[TASK REQUIREMENTS]
Tally the lines of the listing that contain the word "order", then give the total and nothing else.

[Dataset entries]
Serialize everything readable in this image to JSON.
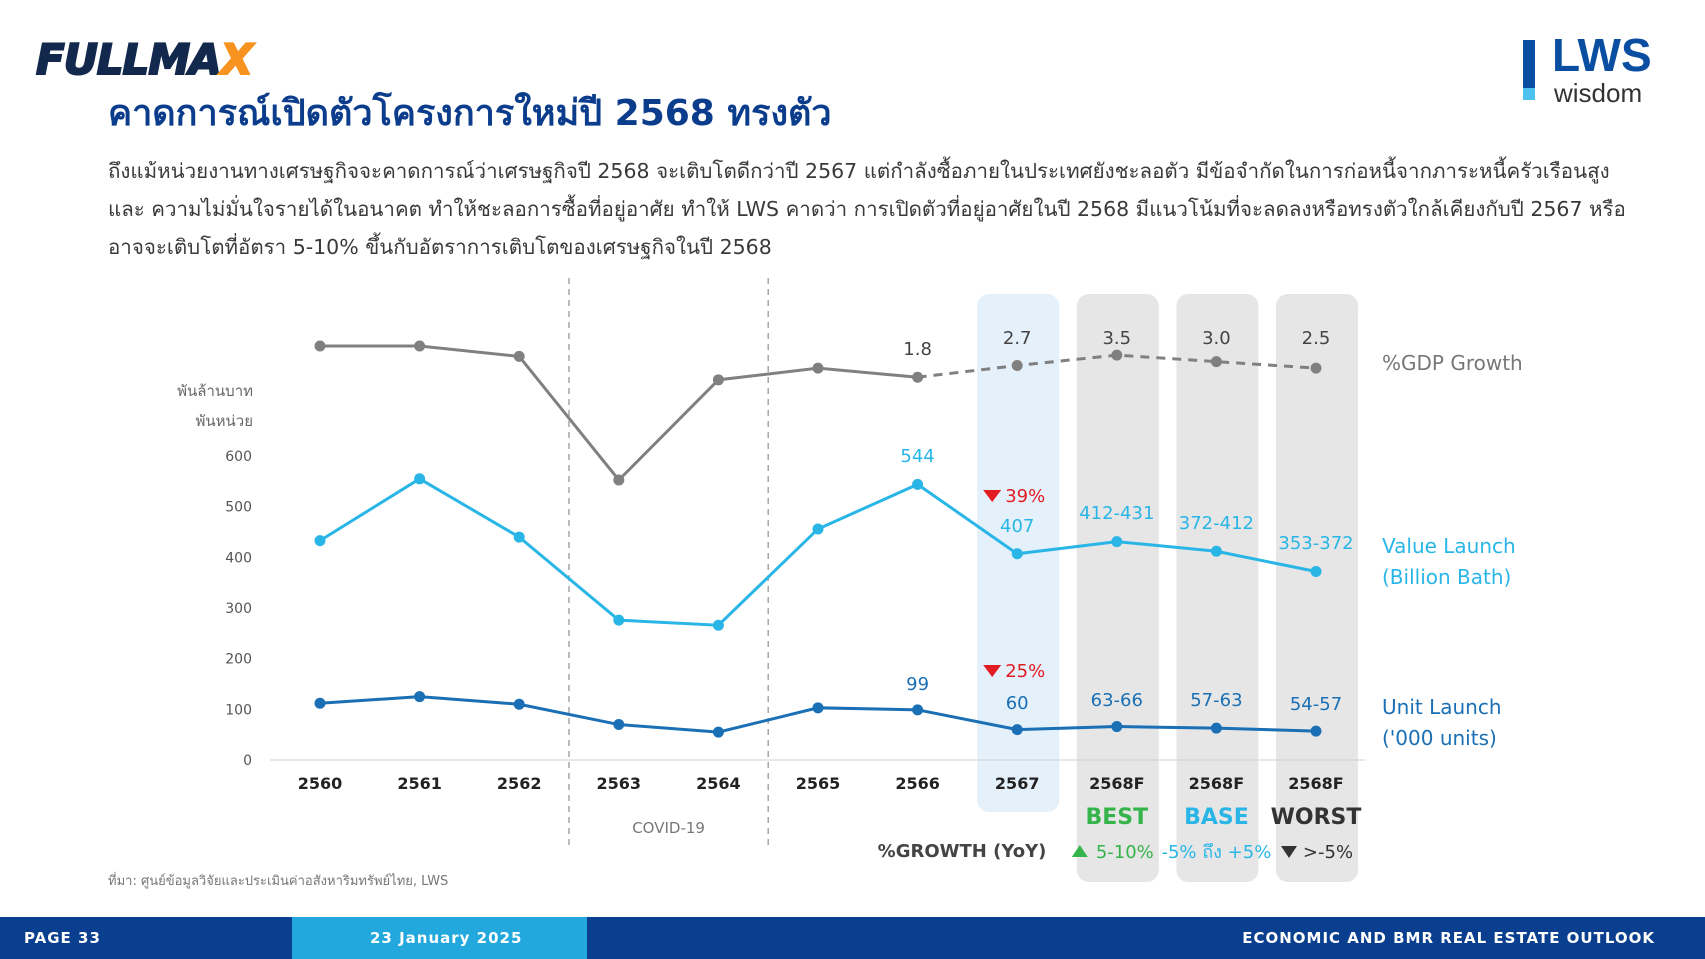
{
  "header": {
    "brand_left_main": "FULLMA",
    "brand_left_accent": "X",
    "brand_right_main": "LWS",
    "brand_right_sub": "wisdom",
    "title": "คาดการณ์เปิดตัวโครงการใหม่ปี 2568 ทรงตัว"
  },
  "paragraph": [
    "ถึงแม้หน่วยงานทางเศรษฐกิจจะคาดการณ์ว่าเศรษฐกิจปี 2568 จะเติบโตดีกว่าปี 2567 แต่กำลังซื้อภายในประเทศยังชะลอตัว มีข้อจำกัดในการก่อหนี้จากภาระหนี้ครัวเรือนสูง",
    "และ ความไม่มั่นใจรายได้ในอนาคต ทำให้ชะลอการซื้อที่อยู่อาศัย ทำให้ LWS คาดว่า การเปิดตัวที่อยู่อาศัยในปี 2568 มีแนวโน้มที่จะลดลงหรือทรงตัวใกล้เคียงกับปี 2567 หรือ",
    "อาจจะเติบโตที่อัตรา 5-10% ขึ้นกับอัตราการเติบโตของเศรษฐกิจในปี 2568"
  ],
  "chart_data": {
    "type": "line",
    "categories": [
      "2560",
      "2561",
      "2562",
      "2563",
      "2564",
      "2565",
      "2566",
      "2567",
      "2568F",
      "2568F",
      "2568F"
    ],
    "yaxis_units": [
      "พันล้านบาท",
      "พันหน่วย"
    ],
    "yticks": [
      0,
      100,
      200,
      300,
      400,
      500,
      600
    ],
    "ylim": [
      0,
      600
    ],
    "covid_label": "COVID-19",
    "scenario_labels": [
      "BEST",
      "BASE",
      "WORST"
    ],
    "growth_title": "%GROWTH (YoY)",
    "growth_values": [
      "5-10%",
      "-5% ถึง +5%",
      ">-5%"
    ],
    "series": [
      {
        "name": "%GDP Growth",
        "values": [
          4.2,
          4.2,
          3.4,
          -6.1,
          1.6,
          2.5,
          1.8,
          2.7,
          3.5,
          3.0,
          2.5
        ],
        "labels": [
          "",
          "",
          "",
          "",
          "",
          "",
          "1.8",
          "2.7",
          "3.5",
          "3.0",
          "2.5"
        ]
      },
      {
        "name_lines": [
          "Value Launch",
          "(Billion Bath)"
        ],
        "values": [
          433,
          555,
          440,
          276,
          266,
          456,
          544,
          407,
          431,
          412,
          372
        ],
        "labels": [
          "",
          "",
          "",
          "",
          "",
          "",
          "544",
          "407",
          "412-431",
          "372-412",
          "353-372"
        ],
        "change": "39%"
      },
      {
        "name_lines": [
          "Unit Launch",
          "('000 units)"
        ],
        "values": [
          112,
          125,
          110,
          70,
          55,
          103,
          99,
          60,
          66,
          63,
          57
        ],
        "labels": [
          "",
          "",
          "",
          "",
          "",
          "",
          "99",
          "60",
          "63-66",
          "57-63",
          "54-57"
        ],
        "change": "25%"
      }
    ]
  },
  "source": "ที่มา: ศูนย์ข้อมูลวิจัยและประเมินค่าอสังหาริมทรัพย์ไทย, LWS",
  "footer": {
    "page": "PAGE 33",
    "date": "23 January 2025",
    "report": "ECONOMIC AND BMR REAL ESTATE OUTLOOK"
  },
  "colors": {
    "gdp": "#808080",
    "value": "#29b6e6",
    "unit": "#1a6fb5",
    "down": "#e31b23",
    "best": "#34b44a",
    "base": "#29b6e6",
    "worst": "#333333"
  }
}
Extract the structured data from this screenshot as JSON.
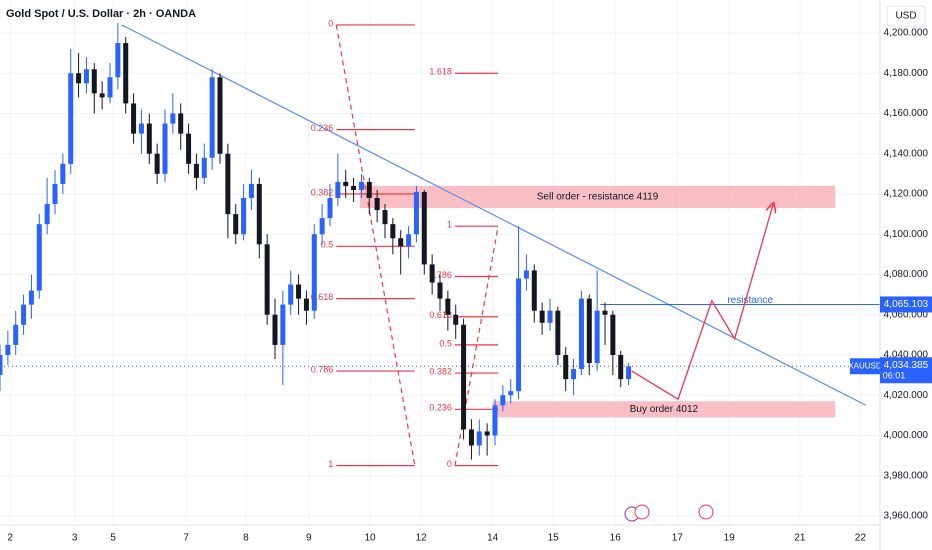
{
  "chart_data": {
    "type": "candlestick",
    "title": "Gold Spot / U.S. Dollar · 2h · OANDA",
    "currency": "USD",
    "symbol": "XAUUSD",
    "countdown": "06:01",
    "last_price": {
      "value": 4034.385,
      "label": "4,034.385"
    },
    "up_color": "#2962ff",
    "down_color": "#131722",
    "grid": true,
    "xlim": [
      0,
      112
    ],
    "ylim": [
      3955.5,
      4216.4
    ],
    "xticks": [
      {
        "value": 1.3,
        "label": "2"
      },
      {
        "value": 9.5,
        "label": "3"
      },
      {
        "value": 14.4,
        "label": "5"
      },
      {
        "value": 23.7,
        "label": "7"
      },
      {
        "value": 31.3,
        "label": "8"
      },
      {
        "value": 39.3,
        "label": "9"
      },
      {
        "value": 47.1,
        "label": "10"
      },
      {
        "value": 53.6,
        "label": "12"
      },
      {
        "value": 62.7,
        "label": "14"
      },
      {
        "value": 70.4,
        "label": "15"
      },
      {
        "value": 78.3,
        "label": "16"
      },
      {
        "value": 86.2,
        "label": "17"
      },
      {
        "value": 92.8,
        "label": "19"
      },
      {
        "value": 101.8,
        "label": "21"
      },
      {
        "value": 109.5,
        "label": "22"
      }
    ],
    "yticks": [
      {
        "value": 3960,
        "label": "3,960.000"
      },
      {
        "value": 3980,
        "label": "3,980.000"
      },
      {
        "value": 4000,
        "label": "4,000.000"
      },
      {
        "value": 4020,
        "label": "4,020.000"
      },
      {
        "value": 4040,
        "label": "4,040.000"
      },
      {
        "value": 4060,
        "label": "4,060.000"
      },
      {
        "value": 4080,
        "label": "4,080.000"
      },
      {
        "value": 4100,
        "label": "4,100.000"
      },
      {
        "value": 4120,
        "label": "4,120.000"
      },
      {
        "value": 4140,
        "label": "4,140.000"
      },
      {
        "value": 4160,
        "label": "4,160.000"
      },
      {
        "value": 4180,
        "label": "4,180.000"
      },
      {
        "value": 4200,
        "label": "4,200.000"
      }
    ],
    "x": [
      0,
      1,
      2,
      3,
      4,
      5,
      6,
      7,
      8,
      9,
      10,
      11,
      12,
      13,
      14,
      15,
      16,
      17,
      18,
      19,
      20,
      21,
      22,
      23,
      24,
      25,
      26,
      27,
      28,
      29,
      30,
      31,
      32,
      33,
      34,
      35,
      36,
      37,
      38,
      39,
      40,
      41,
      42,
      43,
      44,
      45,
      46,
      47,
      48,
      49,
      50,
      51,
      52,
      53,
      54,
      55,
      56,
      57,
      58,
      59,
      60,
      61,
      62,
      63,
      64,
      65,
      66,
      67,
      68,
      69,
      70,
      71,
      72,
      73,
      74,
      75,
      76,
      77,
      78,
      79,
      80
    ],
    "open": [
      4030,
      4040,
      4045,
      4055,
      4065,
      4072,
      4105,
      4115,
      4125,
      4135,
      4180,
      4175,
      4182,
      4170,
      4168,
      4178,
      4195,
      4165,
      4150,
      4155,
      4140,
      4130,
      4155,
      4160,
      4150,
      4135,
      4128,
      4138,
      4178,
      4140,
      4110,
      4100,
      4118,
      4125,
      4095,
      4060,
      4045,
      4065,
      4075,
      4068,
      4062,
      4100,
      4108,
      4118,
      4126,
      4124,
      4122,
      4126,
      4118,
      4112,
      4105,
      4098,
      4094,
      4100,
      4121,
      4085,
      4076,
      4068,
      4060,
      4055,
      4003,
      3995,
      4002,
      4000,
      4015,
      4020,
      4022,
      4078,
      4082,
      4062,
      4056,
      4062,
      4040,
      4028,
      4033,
      4068,
      4036,
      4062,
      4060,
      4040,
      4028
    ],
    "high": [
      4045,
      4052,
      4062,
      4070,
      4080,
      4110,
      4128,
      4132,
      4140,
      4192,
      4190,
      4188,
      4185,
      4176,
      4185,
      4205,
      4198,
      4170,
      4162,
      4160,
      4145,
      4162,
      4170,
      4165,
      4155,
      4140,
      4145,
      4182,
      4180,
      4145,
      4115,
      4125,
      4132,
      4128,
      4100,
      4068,
      4072,
      4082,
      4080,
      4072,
      4105,
      4115,
      4125,
      4140,
      4132,
      4128,
      4130,
      4128,
      4122,
      4115,
      4108,
      4102,
      4104,
      4124,
      4122,
      4090,
      4080,
      4072,
      4065,
      4058,
      4008,
      4008,
      4006,
      4018,
      4025,
      4028,
      4104,
      4090,
      4085,
      4066,
      4068,
      4064,
      4044,
      4038,
      4072,
      4070,
      4082,
      4066,
      4062,
      4042,
      4036
    ],
    "low": [
      4022,
      4035,
      4040,
      4050,
      4058,
      4068,
      4100,
      4110,
      4120,
      4130,
      4168,
      4170,
      4160,
      4162,
      4165,
      4172,
      4160,
      4145,
      4140,
      4135,
      4125,
      4126,
      4150,
      4142,
      4130,
      4122,
      4125,
      4132,
      4135,
      4098,
      4095,
      4097,
      4112,
      4088,
      4055,
      4038,
      4025,
      4060,
      4060,
      4055,
      4058,
      4095,
      4104,
      4114,
      4118,
      4116,
      4118,
      4110,
      4106,
      4098,
      4090,
      4080,
      4088,
      4096,
      4080,
      4070,
      4062,
      4052,
      4048,
      3998,
      3988,
      3990,
      3990,
      3995,
      4012,
      4016,
      4018,
      4072,
      4056,
      4050,
      4052,
      4035,
      4022,
      4020,
      4030,
      4030,
      4032,
      4045,
      4030,
      4024,
      4025
    ],
    "close": [
      4040,
      4045,
      4055,
      4065,
      4072,
      4105,
      4115,
      4125,
      4135,
      4180,
      4175,
      4182,
      4170,
      4168,
      4178,
      4195,
      4165,
      4150,
      4155,
      4140,
      4130,
      4155,
      4160,
      4150,
      4135,
      4128,
      4138,
      4178,
      4140,
      4110,
      4100,
      4118,
      4125,
      4095,
      4060,
      4045,
      4065,
      4075,
      4068,
      4062,
      4100,
      4108,
      4118,
      4126,
      4124,
      4122,
      4126,
      4118,
      4112,
      4105,
      4098,
      4094,
      4100,
      4121,
      4085,
      4076,
      4068,
      4060,
      4055,
      4003,
      3995,
      4002,
      4000,
      4015,
      4020,
      4022,
      4078,
      4082,
      4062,
      4056,
      4062,
      4040,
      4028,
      4033,
      4068,
      4036,
      4062,
      4060,
      4040,
      4028,
      4034.385
    ],
    "fibs": [
      {
        "x_range": [
          42.8,
          52.8
        ],
        "diagonal": [
          4204,
          3985
        ],
        "levels": [
          {
            "ratio": 0,
            "price": 4204
          },
          {
            "ratio": 0.236,
            "price": 4152
          },
          {
            "ratio": 0.382,
            "price": 4120
          },
          {
            "ratio": 0.5,
            "price": 4094
          },
          {
            "ratio": 0.618,
            "price": 4068
          },
          {
            "ratio": 0.786,
            "price": 4032
          },
          {
            "ratio": 1,
            "price": 3985
          }
        ]
      },
      {
        "x_range": [
          57.9,
          63.4
        ],
        "diagonal": [
          3985,
          4104
        ],
        "levels": [
          {
            "ratio": 1.618,
            "price": 4180
          },
          {
            "ratio": 1,
            "price": 4104
          },
          {
            "ratio": 0.786,
            "price": 4079
          },
          {
            "ratio": 0.618,
            "price": 4059
          },
          {
            "ratio": 0.5,
            "price": 4045
          },
          {
            "ratio": 0.382,
            "price": 4031
          },
          {
            "ratio": 0.236,
            "price": 4013
          },
          {
            "ratio": 0,
            "price": 3985
          }
        ]
      }
    ],
    "zones": [
      {
        "label": "Sell order - resistance 4119",
        "x_range": [
          45.8,
          106.3
        ],
        "price_range": [
          4113,
          4124
        ]
      },
      {
        "label": "Buy order 4012",
        "x_range": [
          62.7,
          106.3
        ],
        "price_range": [
          4009,
          4017
        ]
      }
    ],
    "trendline": {
      "x": [
        15.5,
        110.2
      ],
      "values": [
        4204,
        4015
      ]
    },
    "resistance": {
      "label": "resistance",
      "x_start": 76.4,
      "price": {
        "value": 4065.103,
        "label": "4,065.103"
      }
    },
    "projection": {
      "x": [
        80.4,
        86.3,
        90.6,
        93.5,
        98.4
      ],
      "values": [
        4032,
        4018,
        4067,
        4048,
        4115
      ]
    }
  }
}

[RESPONSE]
2